◆ EXTRACTED DATA ◆
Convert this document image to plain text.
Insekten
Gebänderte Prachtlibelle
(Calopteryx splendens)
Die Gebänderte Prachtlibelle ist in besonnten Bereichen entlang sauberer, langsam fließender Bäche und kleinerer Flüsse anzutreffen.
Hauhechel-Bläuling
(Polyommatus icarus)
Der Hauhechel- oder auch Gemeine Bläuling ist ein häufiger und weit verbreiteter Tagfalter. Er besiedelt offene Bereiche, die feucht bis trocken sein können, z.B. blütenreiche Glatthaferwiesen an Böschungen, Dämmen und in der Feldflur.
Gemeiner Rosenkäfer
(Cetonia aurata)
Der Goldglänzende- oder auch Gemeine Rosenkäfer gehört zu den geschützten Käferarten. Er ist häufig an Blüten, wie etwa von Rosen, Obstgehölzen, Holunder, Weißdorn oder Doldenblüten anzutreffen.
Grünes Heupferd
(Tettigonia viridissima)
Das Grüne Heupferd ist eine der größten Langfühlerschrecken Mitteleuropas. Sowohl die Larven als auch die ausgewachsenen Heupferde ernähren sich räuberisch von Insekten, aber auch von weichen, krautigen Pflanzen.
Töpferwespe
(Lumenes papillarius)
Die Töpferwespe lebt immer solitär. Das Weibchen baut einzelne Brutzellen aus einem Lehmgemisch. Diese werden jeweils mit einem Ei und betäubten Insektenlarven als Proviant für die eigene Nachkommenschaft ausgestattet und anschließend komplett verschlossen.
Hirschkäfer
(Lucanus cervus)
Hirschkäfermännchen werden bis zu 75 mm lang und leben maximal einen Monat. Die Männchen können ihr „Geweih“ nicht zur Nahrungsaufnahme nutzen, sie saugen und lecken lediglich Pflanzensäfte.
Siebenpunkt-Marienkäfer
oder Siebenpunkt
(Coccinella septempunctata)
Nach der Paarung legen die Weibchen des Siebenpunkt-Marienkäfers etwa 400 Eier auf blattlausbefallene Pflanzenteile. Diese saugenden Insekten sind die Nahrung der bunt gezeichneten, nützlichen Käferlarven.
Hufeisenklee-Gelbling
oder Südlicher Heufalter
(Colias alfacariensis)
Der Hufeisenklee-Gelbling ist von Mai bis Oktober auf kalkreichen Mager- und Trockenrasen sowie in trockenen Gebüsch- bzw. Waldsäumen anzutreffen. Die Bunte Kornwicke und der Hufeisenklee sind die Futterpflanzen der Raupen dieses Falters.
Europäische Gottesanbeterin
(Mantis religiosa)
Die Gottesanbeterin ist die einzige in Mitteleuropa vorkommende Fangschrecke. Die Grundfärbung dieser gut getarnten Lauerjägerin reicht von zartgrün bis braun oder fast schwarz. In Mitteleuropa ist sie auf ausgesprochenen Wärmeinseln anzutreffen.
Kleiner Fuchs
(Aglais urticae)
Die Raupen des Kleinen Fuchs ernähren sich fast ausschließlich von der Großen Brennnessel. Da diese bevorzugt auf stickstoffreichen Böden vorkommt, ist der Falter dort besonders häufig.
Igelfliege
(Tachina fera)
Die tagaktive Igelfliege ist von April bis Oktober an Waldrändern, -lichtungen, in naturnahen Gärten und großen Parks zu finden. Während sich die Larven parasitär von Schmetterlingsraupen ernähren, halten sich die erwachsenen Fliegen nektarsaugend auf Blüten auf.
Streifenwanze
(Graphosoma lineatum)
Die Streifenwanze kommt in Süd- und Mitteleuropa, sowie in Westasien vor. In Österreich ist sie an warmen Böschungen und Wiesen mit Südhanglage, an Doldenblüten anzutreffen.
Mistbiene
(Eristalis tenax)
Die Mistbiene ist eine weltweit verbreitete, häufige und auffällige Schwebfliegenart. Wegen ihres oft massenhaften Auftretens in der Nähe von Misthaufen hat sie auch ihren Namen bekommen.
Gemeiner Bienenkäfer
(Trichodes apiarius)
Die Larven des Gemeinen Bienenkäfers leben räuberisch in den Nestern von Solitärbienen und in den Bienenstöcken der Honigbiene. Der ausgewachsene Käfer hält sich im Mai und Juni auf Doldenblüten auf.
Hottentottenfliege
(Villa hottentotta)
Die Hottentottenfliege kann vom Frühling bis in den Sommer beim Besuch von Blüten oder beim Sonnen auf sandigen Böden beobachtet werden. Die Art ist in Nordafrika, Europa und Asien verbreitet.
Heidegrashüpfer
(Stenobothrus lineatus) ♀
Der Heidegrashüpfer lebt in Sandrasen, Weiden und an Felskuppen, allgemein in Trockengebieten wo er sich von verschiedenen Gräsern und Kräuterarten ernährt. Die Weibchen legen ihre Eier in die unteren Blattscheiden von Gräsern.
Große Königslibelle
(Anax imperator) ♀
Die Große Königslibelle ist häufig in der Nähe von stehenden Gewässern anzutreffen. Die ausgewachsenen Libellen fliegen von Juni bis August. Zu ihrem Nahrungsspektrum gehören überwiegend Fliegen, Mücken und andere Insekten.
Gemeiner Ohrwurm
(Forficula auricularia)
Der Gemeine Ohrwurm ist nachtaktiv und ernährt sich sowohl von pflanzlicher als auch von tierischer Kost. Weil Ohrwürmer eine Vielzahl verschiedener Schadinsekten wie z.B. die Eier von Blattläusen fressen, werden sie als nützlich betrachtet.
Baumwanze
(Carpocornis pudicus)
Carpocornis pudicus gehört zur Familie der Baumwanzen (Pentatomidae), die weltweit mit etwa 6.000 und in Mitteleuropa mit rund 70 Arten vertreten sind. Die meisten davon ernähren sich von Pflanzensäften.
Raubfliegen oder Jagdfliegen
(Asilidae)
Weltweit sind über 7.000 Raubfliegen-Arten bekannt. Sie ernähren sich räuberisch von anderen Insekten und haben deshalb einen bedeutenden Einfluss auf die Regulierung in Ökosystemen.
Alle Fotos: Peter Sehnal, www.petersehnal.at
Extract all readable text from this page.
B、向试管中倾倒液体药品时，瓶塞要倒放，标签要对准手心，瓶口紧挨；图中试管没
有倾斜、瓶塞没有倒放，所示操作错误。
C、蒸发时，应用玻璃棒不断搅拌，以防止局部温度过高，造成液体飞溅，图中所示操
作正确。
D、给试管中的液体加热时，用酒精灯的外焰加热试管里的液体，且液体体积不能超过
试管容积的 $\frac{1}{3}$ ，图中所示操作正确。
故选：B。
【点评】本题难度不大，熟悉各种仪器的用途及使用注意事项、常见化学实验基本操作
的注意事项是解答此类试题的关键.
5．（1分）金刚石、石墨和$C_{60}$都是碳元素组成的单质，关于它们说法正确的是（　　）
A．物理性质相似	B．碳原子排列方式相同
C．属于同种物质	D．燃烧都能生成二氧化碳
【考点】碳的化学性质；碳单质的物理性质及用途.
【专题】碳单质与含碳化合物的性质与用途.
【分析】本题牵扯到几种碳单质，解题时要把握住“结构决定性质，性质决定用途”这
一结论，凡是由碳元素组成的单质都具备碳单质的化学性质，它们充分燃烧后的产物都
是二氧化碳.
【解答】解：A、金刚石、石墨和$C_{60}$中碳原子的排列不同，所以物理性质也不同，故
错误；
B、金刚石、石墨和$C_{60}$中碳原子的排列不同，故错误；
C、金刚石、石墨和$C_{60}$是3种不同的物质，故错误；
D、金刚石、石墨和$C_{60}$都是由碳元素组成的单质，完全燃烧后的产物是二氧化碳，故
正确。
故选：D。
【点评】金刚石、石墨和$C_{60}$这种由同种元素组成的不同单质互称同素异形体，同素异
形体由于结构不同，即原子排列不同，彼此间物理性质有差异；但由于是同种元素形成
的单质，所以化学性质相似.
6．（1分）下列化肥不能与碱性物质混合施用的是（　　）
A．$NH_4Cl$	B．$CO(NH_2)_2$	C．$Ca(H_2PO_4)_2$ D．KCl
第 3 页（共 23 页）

◆ THE PROBLEM ◆
Repeat the data precisely, reproducing every entry.

◆ RESULT ◆
Convert this document image to plain text.
Insekten
Gebänderte Prachtlibelle
(Calopteryx splendens)
Die Gebänderte Prachtlibelle ist in besonnten Bereichen entlang sauberer, langsam fließender Bäche und kleinerer Flüsse anzutreffen.
Hauhechel-Bläuling
(Polyommatus icarus)
Der Hauhechel- oder auch Gemeine Bläuling ist ein häufiger und weit verbreiteter Tagfalter. Er besiedelt offene Bereiche, die feucht bis trocken sein können, z.B. blütenreiche Glatthaferwiesen an Böschungen, Dämmen und in der Feldflur.
Gemeiner Rosenkäfer
(Cetonia aurata)
Der Goldglänzende- oder auch Gemeine Rosenkäfer gehört zu den geschützten Käferarten. Er ist häufig an Blüten, wie etwa von Rosen, Obstgehölzen, Holunder, Weißdorn oder Doldenblüten anzutreffen.
Grünes Heupferd
(Tettigonia viridissima)
Das Grüne Heupferd ist eine der größten Langfühlerschrecken Mitteleuropas. Sowohl die Larven als auch die ausgewachsenen Heupferde ernähren sich räuberisch von Insekten, aber auch von weichen, krautigen Pflanzen.
Töpferwespe
(Lumenes papillarius)
Die Töpferwespe lebt immer solitär. Das Weibchen baut einzelne Brutzellen aus einem Lehmgemisch. Diese werden jeweils mit einem Ei und betäubten Insektenlarven als Proviant für die eigene Nachkommenschaft ausgestattet und anschließend komplett verschlossen.
Hirschkäfer
(Lucanus cervus)
Hirschkäfermännchen werden bis zu 75 mm lang und leben maximal einen Monat. Die Männchen können ihr „Geweih“ nicht zur Nahrungsaufnahme nutzen, sie saugen und lecken lediglich Pflanzensäfte.
Siebenpunkt-Marienkäfer
oder Siebenpunkt
(Coccinella septempunctata)
Nach der Paarung legen die Weibchen des Siebenpunkt-Marienkäfers etwa 400 Eier auf blattlausbefallene Pflanzenteile. Diese saugenden Insekten sind die Nahrung der bunt gezeichneten, nützlichen Käferlarven.
Hufeisenklee-Gelbling
oder Südlicher Heufalter
(Colias alfacariensis)
Der Hufeisenklee-Gelbling ist von Mai bis Oktober auf kalkreichen Mager- und Trockenrasen sowie in trockenen Gebüsch- bzw. Waldsäumen anzutreffen. Die Bunte Kornwicke und der Hufeisenklee sind die Futterpflanzen der Raupen dieses Falters.
Europäische Gottesanbeterin
(Mantis religiosa)
Die Gottesanbeterin ist die einzige in Mitteleuropa vorkommende Fangschrecke. Die Grundfärbung dieser gut getarnten Lauerjägerin reicht von zartgrün bis braun oder fast schwarz. In Mitteleuropa ist sie auf ausgesprochenen Wärmeinseln anzutreffen.
Kleiner Fuchs
(Aglais urticae)
Die Raupen des Kleinen Fuchs ernähren sich fast ausschließlich von der Großen Brennnessel. Da diese bevorzugt auf stickstoffreichen Böden vorkommt, ist der Falter dort besonders häufig.
Igelfliege
(Tachina fera)
Die tagaktive Igelfliege ist von April bis Oktober an Waldrändern, -lichtungen, in naturnahen Gärten und großen Parks zu finden. Während sich die Larven parasitär von Schmetterlingsraupen ernähren, halten sich die erwachsenen Fliegen nektarsaugend auf Blüten auf.
Streifenwanze
(Graphosoma lineatum)
Die Streifenwanze kommt in Süd- und Mitteleuropa, sowie in Westasien vor. In Österreich ist sie an warmen Böschungen und Wiesen mit Südhanglage, an Doldenblüten anzutreffen.
Mistbiene
(Eristalis tenax)
Die Mistbiene ist eine weltweit verbreitete, häufige und auffällige Schwebfliegenart. Wegen ihres oft massenhaften Auftretens in der Nähe von Misthaufen hat sie auch ihren Namen bekommen.
Gemeiner Bienenkäfer
(Trichodes apiarius)
Die Larven des Gemeinen Bienenkäfers leben räuberisch in den Nestern von Solitärbienen und in den Bienenstöcken der Honigbiene. Der ausgewachsene Käfer hält sich im Mai und Juni auf Doldenblüten auf.
Hottentottenfliege
(Villa hottentotta)
Die Hottentottenfliege kann vom Frühling bis in den Sommer beim Besuch von Blüten oder beim Sonnen auf sandigen Böden beobachtet werden. Die Art ist in Nordafrika, Europa und Asien verbreitet.
Heidegrashüpfer
(Stenobothrus lineatus) ♀
Der Heidegrashüpfer lebt in Sandrasen, Weiden und an Felskuppen, allgemein in Trockengebieten wo er sich von verschiedenen Gräsern und Kräuterarten ernährt. Die Weibchen legen ihre Eier in die unteren Blattscheiden von Gräsern.
Große Königslibelle
(Anax imperator) ♀
Die Große Königslibelle ist häufig in der Nähe von stehenden Gewässern anzutreffen. Die ausgewachsenen Libellen fliegen von Juni bis August. Zu ihrem Nahrungsspektrum gehören überwiegend Fliegen, Mücken und andere Insekten.
Gemeiner Ohrwurm
(Forficula auricularia)
Der Gemeine Ohrwurm ist nachtaktiv und ernährt sich sowohl von pflanzlicher als auch von tierischer Kost. Weil Ohrwürmer eine Vielzahl verschiedener Schadinsekten wie z.B. die Eier von Blattläusen fressen, werden sie als nützlich betrachtet.
Baumwanze
(Carpocornis pudicus)
Carpocornis pudicus gehört zur Familie der Baumwanzen (Pentatomidae), die weltweit mit etwa 6.000 und in Mitteleuropa mit rund 70 Arten vertreten sind. Die meisten davon ernähren sich von Pflanzensäften.
Raubfliegen oder Jagdfliegen
(Asilidae)
Weltweit sind über 7.000 Raubfliegen-Arten bekannt. Sie ernähren sich räuberisch von anderen Insekten und haben deshalb einen bedeutenden Einfluss auf die Regulierung in Ökosystemen.
Alle Fotos: Peter Sehnal, www.petersehnal.at
Extract all readable text from this page.
B、向试管中倾倒液体药品时，瓶塞要倒放，标签要对准手心，瓶口紧挨；图中试管没
有倾斜、瓶塞没有倒放，所示操作错误。
C、蒸发时，应用玻璃棒不断搅拌，以防止局部温度过高，造成液体飞溅，图中所示操
作正确。
D、给试管中的液体加热时，用酒精灯的外焰加热试管里的液体，且液体体积不能超过
试管容积的 $\frac{1}{3}$ ，图中所示操作正确。
故选：B。
【点评】本题难度不大，熟悉各种仪器的用途及使用注意事项、常见化学实验基本操作
的注意事项是解答此类试题的关键.
5．（1分）金刚石、石墨和$C_{60}$都是碳元素组成的单质，关于它们说法正确的是（　　）
A．物理性质相似	B．碳原子排列方式相同
C．属于同种物质	D．燃烧都能生成二氧化碳
【考点】碳的化学性质；碳单质的物理性质及用途.
【专题】碳单质与含碳化合物的性质与用途.
【分析】本题牵扯到几种碳单质，解题时要把握住“结构决定性质，性质决定用途”这
一结论，凡是由碳元素组成的单质都具备碳单质的化学性质，它们充分燃烧后的产物都
是二氧化碳.
【解答】解：A、金刚石、石墨和$C_{60}$中碳原子的排列不同，所以物理性质也不同，故
错误；
B、金刚石、石墨和$C_{60}$中碳原子的排列不同，故错误；
C、金刚石、石墨和$C_{60}$是3种不同的物质，故错误；
D、金刚石、石墨和$C_{60}$都是由碳元素组成的单质，完全燃烧后的产物是二氧化碳，故
正确。
故选：D。
【点评】金刚石、石墨和$C_{60}$这种由同种元素组成的不同单质互称同素异形体，同素异
形体由于结构不同，即原子排列不同，彼此间物理性质有差异；但由于是同种元素形成
的单质，所以化学性质相似.
6．（1分）下列化肥不能与碱性物质混合施用的是（　　）
A．$NH_4Cl$	B．$CO(NH_2)_2$	C．$Ca(H_2PO_4)_2$ D．KCl
第 3 页（共 23 页）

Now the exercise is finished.